* _The problem_
The exercise asks you to copy every line below in which "τιμής" appears.

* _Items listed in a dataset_
━━━━

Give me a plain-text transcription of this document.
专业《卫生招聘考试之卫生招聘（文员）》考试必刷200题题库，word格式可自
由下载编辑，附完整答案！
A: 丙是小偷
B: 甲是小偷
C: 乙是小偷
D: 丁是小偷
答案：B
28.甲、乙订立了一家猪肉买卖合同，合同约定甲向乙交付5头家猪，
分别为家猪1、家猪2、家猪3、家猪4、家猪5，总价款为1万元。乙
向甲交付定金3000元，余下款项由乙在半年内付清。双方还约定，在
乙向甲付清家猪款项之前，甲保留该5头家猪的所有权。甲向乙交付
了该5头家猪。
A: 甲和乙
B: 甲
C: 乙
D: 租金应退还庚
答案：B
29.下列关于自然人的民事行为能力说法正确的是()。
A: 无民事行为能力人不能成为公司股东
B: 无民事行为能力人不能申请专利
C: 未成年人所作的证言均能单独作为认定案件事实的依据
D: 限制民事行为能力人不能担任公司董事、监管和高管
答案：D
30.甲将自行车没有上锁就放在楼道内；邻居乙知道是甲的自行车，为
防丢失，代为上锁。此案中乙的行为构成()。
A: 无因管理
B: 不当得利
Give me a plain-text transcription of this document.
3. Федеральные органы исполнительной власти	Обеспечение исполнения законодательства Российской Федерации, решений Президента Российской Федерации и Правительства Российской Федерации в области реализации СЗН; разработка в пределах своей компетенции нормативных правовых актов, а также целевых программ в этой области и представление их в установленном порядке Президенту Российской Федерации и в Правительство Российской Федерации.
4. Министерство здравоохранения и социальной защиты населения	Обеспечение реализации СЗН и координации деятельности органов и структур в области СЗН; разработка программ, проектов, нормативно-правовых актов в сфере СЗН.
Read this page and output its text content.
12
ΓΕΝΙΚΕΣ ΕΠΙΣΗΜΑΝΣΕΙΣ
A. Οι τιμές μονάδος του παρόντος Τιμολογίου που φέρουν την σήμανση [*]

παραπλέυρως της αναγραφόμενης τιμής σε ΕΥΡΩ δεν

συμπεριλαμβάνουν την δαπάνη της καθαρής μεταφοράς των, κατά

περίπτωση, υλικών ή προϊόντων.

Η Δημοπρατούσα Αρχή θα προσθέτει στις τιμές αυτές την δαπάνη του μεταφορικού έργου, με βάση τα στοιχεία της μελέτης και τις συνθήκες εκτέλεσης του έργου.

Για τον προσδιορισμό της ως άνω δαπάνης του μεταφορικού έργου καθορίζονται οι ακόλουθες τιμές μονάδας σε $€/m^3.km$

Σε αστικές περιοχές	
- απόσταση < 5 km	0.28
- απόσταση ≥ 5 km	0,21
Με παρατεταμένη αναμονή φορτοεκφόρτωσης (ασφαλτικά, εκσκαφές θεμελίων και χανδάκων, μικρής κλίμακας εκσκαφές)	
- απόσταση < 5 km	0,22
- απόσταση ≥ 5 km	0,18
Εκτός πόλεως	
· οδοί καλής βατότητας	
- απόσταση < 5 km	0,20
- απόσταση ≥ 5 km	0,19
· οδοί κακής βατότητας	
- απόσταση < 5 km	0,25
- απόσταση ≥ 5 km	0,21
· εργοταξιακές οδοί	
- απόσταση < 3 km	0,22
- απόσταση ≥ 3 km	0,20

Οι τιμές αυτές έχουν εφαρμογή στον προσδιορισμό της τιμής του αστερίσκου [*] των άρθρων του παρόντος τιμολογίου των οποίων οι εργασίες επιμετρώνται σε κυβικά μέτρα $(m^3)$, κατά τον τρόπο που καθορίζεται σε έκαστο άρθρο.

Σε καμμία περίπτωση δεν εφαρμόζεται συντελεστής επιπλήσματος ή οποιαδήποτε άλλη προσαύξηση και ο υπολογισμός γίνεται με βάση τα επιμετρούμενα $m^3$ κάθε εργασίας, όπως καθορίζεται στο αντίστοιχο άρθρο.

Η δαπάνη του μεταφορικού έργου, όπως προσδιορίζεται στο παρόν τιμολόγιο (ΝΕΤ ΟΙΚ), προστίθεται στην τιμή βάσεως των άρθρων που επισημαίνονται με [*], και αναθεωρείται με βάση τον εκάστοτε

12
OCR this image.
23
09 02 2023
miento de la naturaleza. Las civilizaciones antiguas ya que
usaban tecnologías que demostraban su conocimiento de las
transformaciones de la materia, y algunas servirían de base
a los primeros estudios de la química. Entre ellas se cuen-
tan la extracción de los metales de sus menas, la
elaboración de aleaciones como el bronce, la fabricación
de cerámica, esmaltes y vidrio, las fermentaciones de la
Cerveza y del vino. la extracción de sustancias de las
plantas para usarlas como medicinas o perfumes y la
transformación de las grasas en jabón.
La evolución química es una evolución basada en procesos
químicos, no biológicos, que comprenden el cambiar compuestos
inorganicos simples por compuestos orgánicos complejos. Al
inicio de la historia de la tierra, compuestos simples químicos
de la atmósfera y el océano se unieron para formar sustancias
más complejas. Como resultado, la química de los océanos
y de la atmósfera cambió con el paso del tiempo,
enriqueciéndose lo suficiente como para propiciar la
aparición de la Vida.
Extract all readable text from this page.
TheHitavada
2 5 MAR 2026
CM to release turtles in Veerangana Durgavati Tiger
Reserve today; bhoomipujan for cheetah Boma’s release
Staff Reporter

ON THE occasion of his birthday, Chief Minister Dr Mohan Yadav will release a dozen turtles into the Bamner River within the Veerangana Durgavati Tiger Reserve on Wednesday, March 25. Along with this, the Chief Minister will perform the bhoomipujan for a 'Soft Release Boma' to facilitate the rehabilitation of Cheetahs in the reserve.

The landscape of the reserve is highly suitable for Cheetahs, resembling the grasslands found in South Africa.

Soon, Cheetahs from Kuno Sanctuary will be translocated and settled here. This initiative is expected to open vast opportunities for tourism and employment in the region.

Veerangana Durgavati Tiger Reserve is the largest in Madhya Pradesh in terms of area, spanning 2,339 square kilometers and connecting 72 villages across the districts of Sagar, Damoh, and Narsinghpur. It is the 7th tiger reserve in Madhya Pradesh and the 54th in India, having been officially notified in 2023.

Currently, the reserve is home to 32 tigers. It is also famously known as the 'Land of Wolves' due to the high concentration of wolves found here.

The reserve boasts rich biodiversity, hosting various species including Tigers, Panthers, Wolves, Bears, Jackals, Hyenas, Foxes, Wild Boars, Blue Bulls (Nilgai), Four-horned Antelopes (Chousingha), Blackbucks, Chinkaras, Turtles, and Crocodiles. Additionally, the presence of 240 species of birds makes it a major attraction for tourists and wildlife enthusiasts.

━━━━

* _Task solution_
παραπλέυρως της αναγραφόμενης τιμής σε ΕΥΡΩ δεν
Οι τιμές αυτές έχουν εφαρμογή στον προσδιορισμό της τιμής του αστερίσκου [*] των άρθρων του παρόντος τιμολογίου των οποίων οι εργασίες επιμετρώνται σε κυβικά μέτρα $(m^3)$, κατά τον τρόπο που καθορίζεται σε έκαστο άρθρο.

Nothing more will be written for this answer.